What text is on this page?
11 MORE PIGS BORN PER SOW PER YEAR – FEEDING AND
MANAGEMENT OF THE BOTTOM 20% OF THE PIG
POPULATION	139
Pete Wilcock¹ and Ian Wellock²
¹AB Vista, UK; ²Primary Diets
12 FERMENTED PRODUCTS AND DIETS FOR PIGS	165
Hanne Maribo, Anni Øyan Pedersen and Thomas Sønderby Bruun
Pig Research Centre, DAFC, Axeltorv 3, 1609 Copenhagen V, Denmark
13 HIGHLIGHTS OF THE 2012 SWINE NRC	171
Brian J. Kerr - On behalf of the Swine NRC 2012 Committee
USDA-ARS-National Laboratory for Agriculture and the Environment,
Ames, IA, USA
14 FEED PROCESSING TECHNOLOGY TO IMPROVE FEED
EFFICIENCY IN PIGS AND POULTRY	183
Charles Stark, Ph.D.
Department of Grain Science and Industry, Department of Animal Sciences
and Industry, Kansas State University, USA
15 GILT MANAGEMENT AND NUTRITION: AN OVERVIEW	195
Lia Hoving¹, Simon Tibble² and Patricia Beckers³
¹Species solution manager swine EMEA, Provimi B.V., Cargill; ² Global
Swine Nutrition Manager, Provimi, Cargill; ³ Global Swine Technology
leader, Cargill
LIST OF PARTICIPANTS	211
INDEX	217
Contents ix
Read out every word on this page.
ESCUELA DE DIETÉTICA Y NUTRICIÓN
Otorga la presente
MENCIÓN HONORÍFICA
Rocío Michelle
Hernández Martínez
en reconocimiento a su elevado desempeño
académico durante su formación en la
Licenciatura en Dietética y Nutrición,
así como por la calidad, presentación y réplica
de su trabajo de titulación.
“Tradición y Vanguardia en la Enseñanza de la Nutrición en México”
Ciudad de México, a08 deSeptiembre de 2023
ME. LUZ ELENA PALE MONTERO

•••

Problem: Take the lines above and print them exactly.

Final result:
What text is on this page?
11 MORE PIGS BORN PER SOW PER YEAR – FEEDING AND
MANAGEMENT OF THE BOTTOM 20% OF THE PIG
POPULATION	139
Pete Wilcock¹ and Ian Wellock²
¹AB Vista, UK; ²Primary Diets
12 FERMENTED PRODUCTS AND DIETS FOR PIGS	165
Hanne Maribo, Anni Øyan Pedersen and Thomas Sønderby Bruun
Pig Research Centre, DAFC, Axeltorv 3, 1609 Copenhagen V, Denmark
13 HIGHLIGHTS OF THE 2012 SWINE NRC	171
Brian J. Kerr - On behalf of the Swine NRC 2012 Committee
USDA-ARS-National Laboratory for Agriculture and the Environment,
Ames, IA, USA
14 FEED PROCESSING TECHNOLOGY TO IMPROVE FEED
EFFICIENCY IN PIGS AND POULTRY	183
Charles Stark, Ph.D.
Department of Grain Science and Industry, Department of Animal Sciences
and Industry, Kansas State University, USA
15 GILT MANAGEMENT AND NUTRITION: AN OVERVIEW	195
Lia Hoving¹, Simon Tibble² and Patricia Beckers³
¹Species solution manager swine EMEA, Provimi B.V., Cargill; ² Global
Swine Nutrition Manager, Provimi, Cargill; ³ Global Swine Technology
leader, Cargill
LIST OF PARTICIPANTS	211
INDEX	217
Contents ix
Read out every word on this page.
ESCUELA DE DIETÉTICA Y NUTRICIÓN
Otorga la presente
MENCIÓN HONORÍFICA
Rocío Michelle
Hernández Martínez
en reconocimiento a su elevado desempeño
académico durante su formación en la
Licenciatura en Dietética y Nutrición,
así como por la calidad, presentación y réplica
de su trabajo de titulación.
“Tradición y Vanguardia en la Enseñanza de la Nutrición en México”
Ciudad de México, a08 deSeptiembre de 2023
ME. LUZ ELENA PALE MONTERO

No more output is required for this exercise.